━━━━━ Extracted entries
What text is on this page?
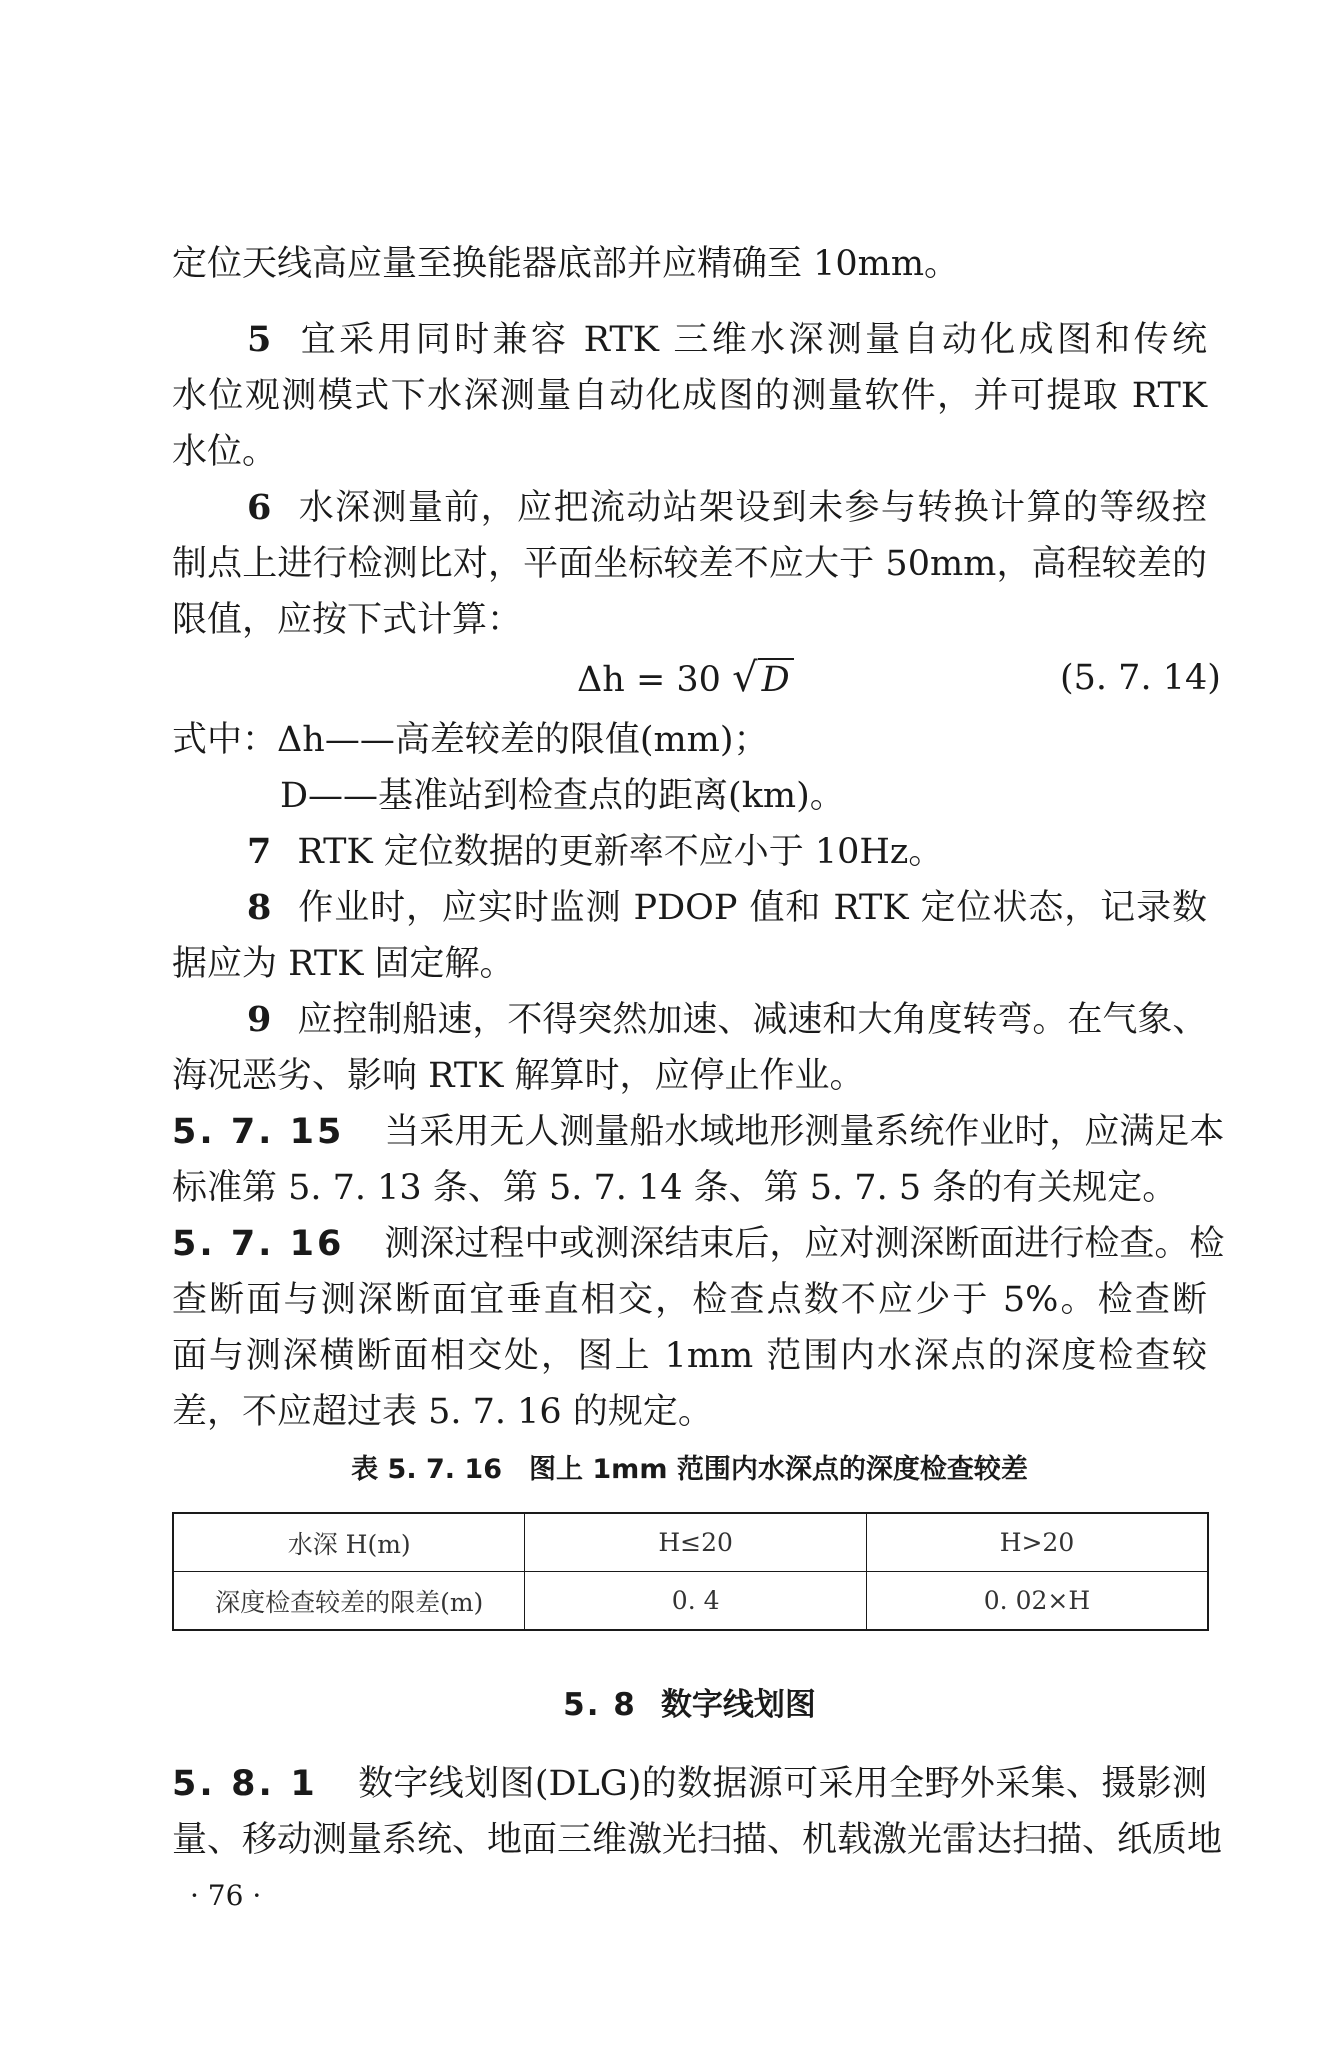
定位天线高应量至换能器底部并应精确至 10mm。
5 宜采用同时兼容 RTK 三维水深测量自动化成图和传统
水位观测模式下水深测量自动化成图的测量软件，并可提取 RTK
水位。
6 水深测量前，应把流动站架设到未参与转换计算的等级控
制点上进行检测比对，平面坐标较差不应大于 50mm，高程较差的
限值，应按下式计算：
Δh = 30 √ D	(5. 7. 14)
式中：Δh——高差较差的限值(mm)；
D——基准站到检查点的距离(km)。
7 RTK 定位数据的更新率不应小于 10Hz。
8 作业时，应实时监测 PDOP 值和 RTK 定位状态，记录数
据应为 RTK 固定解。
9 应控制船速，不得突然加速、减速和大角度转弯。在气象、
海况恶劣、影响 RTK 解算时，应停止作业。
5. 7. 15 当采用无人测量船水域地形测量系统作业时，应满足本
标准第 5. 7. 13 条、第 5. 7. 14 条、第 5. 7. 5 条的有关规定。
5. 7. 16 测深过程中或测深结束后，应对测深断面进行检查。检
查断面与测深断面宜垂直相交，检查点数不应少于 5%。检查断
面与测深横断面相交处，图上 1mm 范围内水深点的深度检查较
差，不应超过表 5. 7. 16 的规定。
表 5. 7. 16　图上 1mm 范围内水深点的深度检查较差
水深 H(m)	H≤20	H>20
深度检查较差的限差(m)	0. 4	0. 02×H
5. 8 数字线划图
5. 8. 1 数字线划图(DLG)的数据源可采用全野外采集、摄影测
量、移动测量系统、地面三维激光扫描、机载激光雷达扫描、纸质地
· 76 ·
━━━━━━━━━━
• [What needs to be done]
Count each line with "数字线划图" in it and report that figure by itself.

• [Reply to the task]
2